DIRECTION.
Each entry here needs to be set down again exactly, please; pictures are left out.

— start SUPPLIED MATERIAL —

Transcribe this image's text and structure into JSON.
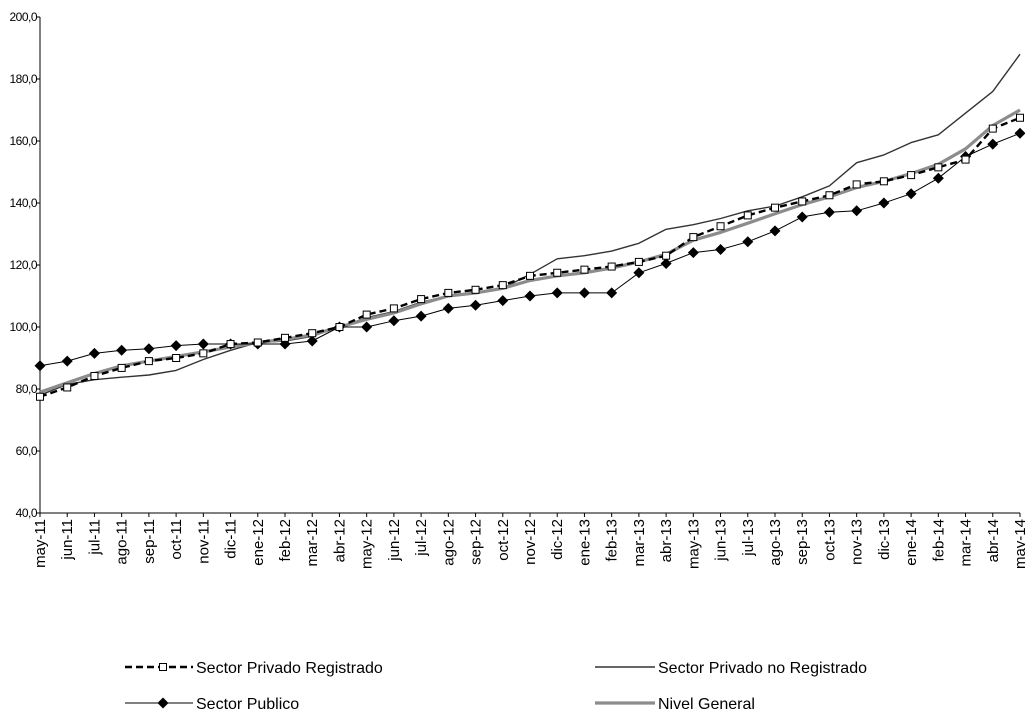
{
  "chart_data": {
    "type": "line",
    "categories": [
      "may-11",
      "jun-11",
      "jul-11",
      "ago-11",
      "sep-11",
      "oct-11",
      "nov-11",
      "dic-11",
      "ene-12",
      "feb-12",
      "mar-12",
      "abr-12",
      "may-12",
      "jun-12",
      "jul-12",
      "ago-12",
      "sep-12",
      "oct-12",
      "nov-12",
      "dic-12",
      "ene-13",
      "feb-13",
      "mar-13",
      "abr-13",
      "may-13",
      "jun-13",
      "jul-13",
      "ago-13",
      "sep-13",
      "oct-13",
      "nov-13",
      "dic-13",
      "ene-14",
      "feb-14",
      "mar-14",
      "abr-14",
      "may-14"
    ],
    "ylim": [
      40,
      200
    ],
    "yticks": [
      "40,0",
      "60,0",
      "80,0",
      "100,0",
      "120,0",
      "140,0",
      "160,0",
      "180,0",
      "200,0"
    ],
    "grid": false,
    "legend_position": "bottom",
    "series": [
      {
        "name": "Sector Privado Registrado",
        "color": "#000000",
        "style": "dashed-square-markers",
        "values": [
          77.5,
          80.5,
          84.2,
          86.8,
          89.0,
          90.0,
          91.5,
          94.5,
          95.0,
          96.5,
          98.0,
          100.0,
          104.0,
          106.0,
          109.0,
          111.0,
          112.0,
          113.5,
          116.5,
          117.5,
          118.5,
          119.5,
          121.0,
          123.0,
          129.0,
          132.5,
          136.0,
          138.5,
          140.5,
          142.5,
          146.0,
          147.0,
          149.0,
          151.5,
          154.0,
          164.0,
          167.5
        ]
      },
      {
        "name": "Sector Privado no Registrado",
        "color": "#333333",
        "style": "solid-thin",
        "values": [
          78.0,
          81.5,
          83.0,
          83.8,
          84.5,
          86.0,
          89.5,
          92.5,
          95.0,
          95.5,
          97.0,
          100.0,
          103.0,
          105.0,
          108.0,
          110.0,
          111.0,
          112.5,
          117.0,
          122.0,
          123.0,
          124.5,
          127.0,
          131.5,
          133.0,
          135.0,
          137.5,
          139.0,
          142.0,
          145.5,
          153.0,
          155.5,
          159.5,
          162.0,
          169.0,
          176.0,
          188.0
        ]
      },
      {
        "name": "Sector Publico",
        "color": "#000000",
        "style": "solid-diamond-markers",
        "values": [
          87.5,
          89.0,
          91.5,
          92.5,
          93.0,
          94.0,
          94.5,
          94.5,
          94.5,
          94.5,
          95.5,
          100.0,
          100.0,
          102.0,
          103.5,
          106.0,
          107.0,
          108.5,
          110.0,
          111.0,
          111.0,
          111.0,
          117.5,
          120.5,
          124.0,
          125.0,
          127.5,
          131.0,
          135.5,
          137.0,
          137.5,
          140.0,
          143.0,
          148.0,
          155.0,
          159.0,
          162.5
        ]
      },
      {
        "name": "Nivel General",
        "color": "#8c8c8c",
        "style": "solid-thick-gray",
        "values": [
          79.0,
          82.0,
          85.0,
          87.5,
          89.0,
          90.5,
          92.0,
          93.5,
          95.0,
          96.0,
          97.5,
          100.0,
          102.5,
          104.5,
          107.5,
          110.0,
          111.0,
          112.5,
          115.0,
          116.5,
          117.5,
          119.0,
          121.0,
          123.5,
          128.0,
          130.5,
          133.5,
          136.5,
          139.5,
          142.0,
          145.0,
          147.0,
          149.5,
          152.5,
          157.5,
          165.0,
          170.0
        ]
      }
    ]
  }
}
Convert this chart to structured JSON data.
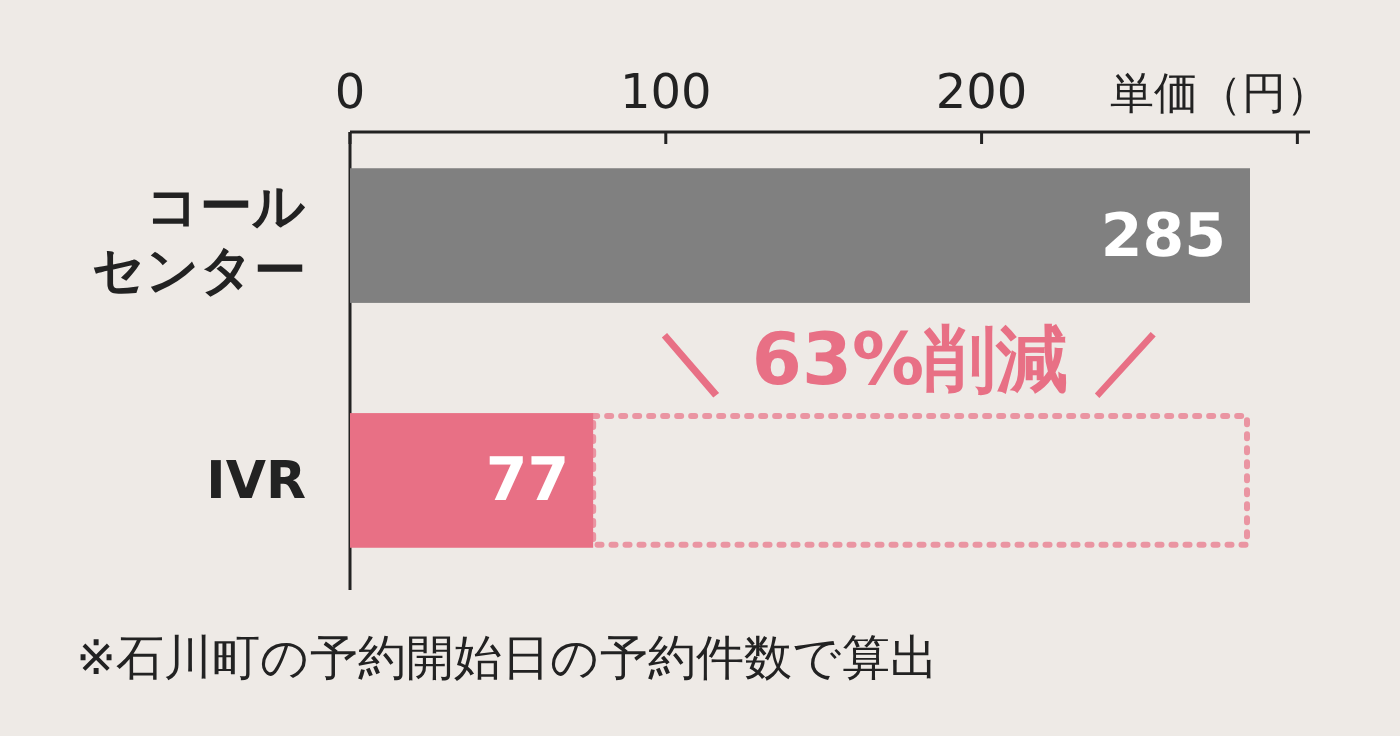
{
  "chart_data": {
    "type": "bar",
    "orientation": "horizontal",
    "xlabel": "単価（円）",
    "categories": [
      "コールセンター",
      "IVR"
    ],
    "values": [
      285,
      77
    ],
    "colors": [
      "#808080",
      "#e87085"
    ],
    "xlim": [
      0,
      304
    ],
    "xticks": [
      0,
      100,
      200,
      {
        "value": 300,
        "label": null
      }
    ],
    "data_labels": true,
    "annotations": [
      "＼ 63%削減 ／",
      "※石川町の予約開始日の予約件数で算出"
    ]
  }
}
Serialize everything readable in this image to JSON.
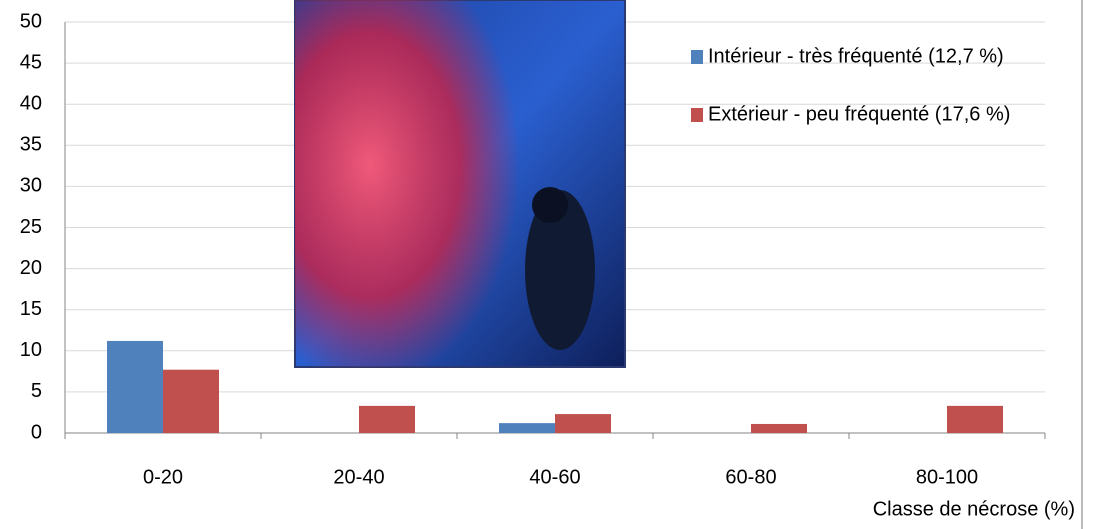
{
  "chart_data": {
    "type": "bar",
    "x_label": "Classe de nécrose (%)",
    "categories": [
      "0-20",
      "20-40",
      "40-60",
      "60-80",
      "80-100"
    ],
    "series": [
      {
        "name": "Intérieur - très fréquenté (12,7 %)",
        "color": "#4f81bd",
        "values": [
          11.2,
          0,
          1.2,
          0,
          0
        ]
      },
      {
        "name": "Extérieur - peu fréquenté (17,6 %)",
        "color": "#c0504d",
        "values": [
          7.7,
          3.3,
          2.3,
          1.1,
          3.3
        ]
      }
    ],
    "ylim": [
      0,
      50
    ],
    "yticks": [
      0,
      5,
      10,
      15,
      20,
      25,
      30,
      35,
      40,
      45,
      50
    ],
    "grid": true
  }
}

— end SUPPLIED MATERIAL —

TASK SOLUTION.
Transcribe this image's text and structure into JSON.
{
  "chart_data": {
    "type": "line",
    "categories": [
      "may-11",
      "jun-11",
      "jul-11",
      "ago-11",
      "sep-11",
      "oct-11",
      "nov-11",
      "dic-11",
      "ene-12",
      "feb-12",
      "mar-12",
      "abr-12",
      "may-12",
      "jun-12",
      "jul-12",
      "ago-12",
      "sep-12",
      "oct-12",
      "nov-12",
      "dic-12",
      "ene-13",
      "feb-13",
      "mar-13",
      "abr-13",
      "may-13",
      "jun-13",
      "jul-13",
      "ago-13",
      "sep-13",
      "oct-13",
      "nov-13",
      "dic-13",
      "ene-14",
      "feb-14",
      "mar-14",
      "abr-14",
      "may-14"
    ],
    "ylim": [
      40,
      200
    ],
    "yticks": [
      "40,0",
      "60,0",
      "80,0",
      "100,0",
      "120,0",
      "140,0",
      "160,0",
      "180,0",
      "200,0"
    ],
    "grid": false,
    "legend_position": "bottom",
    "series": [
      {
        "name": "Sector Privado Registrado",
        "color": "#000000",
        "style": "dashed-square-markers",
        "values": [
          77.5,
          80.5,
          84.2,
          86.8,
          89.0,
          90.0,
          91.5,
          94.5,
          95.0,
          96.5,
          98.0,
          100.0,
          104.0,
          106.0,
          109.0,
          111.0,
          112.0,
          113.5,
          116.5,
          117.5,
          118.5,
          119.5,
          121.0,
          123.0,
          129.0,
          132.5,
          136.0,
          138.5,
          140.5,
          142.5,
          146.0,
          147.0,
          149.0,
          151.5,
          154.0,
          164.0,
          167.5
        ]
      },
      {
        "name": "Sector Privado no Registrado",
        "color": "#333333",
        "style": "solid-thin",
        "values": [
          78.0,
          81.5,
          83.0,
          83.8,
          84.5,
          86.0,
          89.5,
          92.5,
          95.0,
          95.5,
          97.0,
          100.0,
          103.0,
          105.0,
          108.0,
          110.0,
          111.0,
          112.5,
          117.0,
          122.0,
          123.0,
          124.5,
          127.0,
          131.5,
          133.0,
          135.0,
          137.5,
          139.0,
          142.0,
          145.5,
          153.0,
          155.5,
          159.5,
          162.0,
          169.0,
          176.0,
          188.0
        ]
      },
      {
        "name": "Sector Publico",
        "color": "#000000",
        "style": "solid-diamond-markers",
        "values": [
          87.5,
          89.0,
          91.5,
          92.5,
          93.0,
          94.0,
          94.5,
          94.5,
          94.5,
          94.5,
          95.5,
          100.0,
          100.0,
          102.0,
          103.5,
          106.0,
          107.0,
          108.5,
          110.0,
          111.0,
          111.0,
          111.0,
          117.5,
          120.5,
          124.0,
          125.0,
          127.5,
          131.0,
          135.5,
          137.0,
          137.5,
          140.0,
          143.0,
          148.0,
          155.0,
          159.0,
          162.5
        ]
      },
      {
        "name": "Nivel General",
        "color": "#8c8c8c",
        "style": "solid-thick-gray",
        "values": [
          79.0,
          82.0,
          85.0,
          87.5,
          89.0,
          90.5,
          92.0,
          93.5,
          95.0,
          96.0,
          97.5,
          100.0,
          102.5,
          104.5,
          107.5,
          110.0,
          111.0,
          112.5,
          115.0,
          116.5,
          117.5,
          119.0,
          121.0,
          123.5,
          128.0,
          130.5,
          133.5,
          136.5,
          139.5,
          142.0,
          145.0,
          147.0,
          149.5,
          152.5,
          157.5,
          165.0,
          170.0
        ]
      }
    ]
  }
}
Convert this chart to structured JSON data.
{
  "chart_data": {
    "type": "bar",
    "orientation": "horizontal",
    "xlabel": "単価（円）",
    "categories": [
      "コールセンター",
      "IVR"
    ],
    "values": [
      285,
      77
    ],
    "colors": [
      "#808080",
      "#e87085"
    ],
    "xlim": [
      0,
      304
    ],
    "xticks": [
      0,
      100,
      200,
      {
        "value": 300,
        "label": null
      }
    ],
    "data_labels": true,
    "annotations": [
      "＼ 63%削減 ／",
      "※石川町の予約開始日の予約件数で算出"
    ]
  }
}
Serialize everything readable in this image to JSON.
{
  "chart_data": {
    "type": "bar",
    "x_label": "Classe de nécrose (%)",
    "categories": [
      "0-20",
      "20-40",
      "40-60",
      "60-80",
      "80-100"
    ],
    "series": [
      {
        "name": "Intérieur - très fréquenté (12,7 %)",
        "color": "#4f81bd",
        "values": [
          11.2,
          0,
          1.2,
          0,
          0
        ]
      },
      {
        "name": "Extérieur - peu fréquenté (17,6 %)",
        "color": "#c0504d",
        "values": [
          7.7,
          3.3,
          2.3,
          1.1,
          3.3
        ]
      }
    ],
    "ylim": [
      0,
      50
    ],
    "yticks": [
      0,
      5,
      10,
      15,
      20,
      25,
      30,
      35,
      40,
      45,
      50
    ],
    "grid": true
  }
}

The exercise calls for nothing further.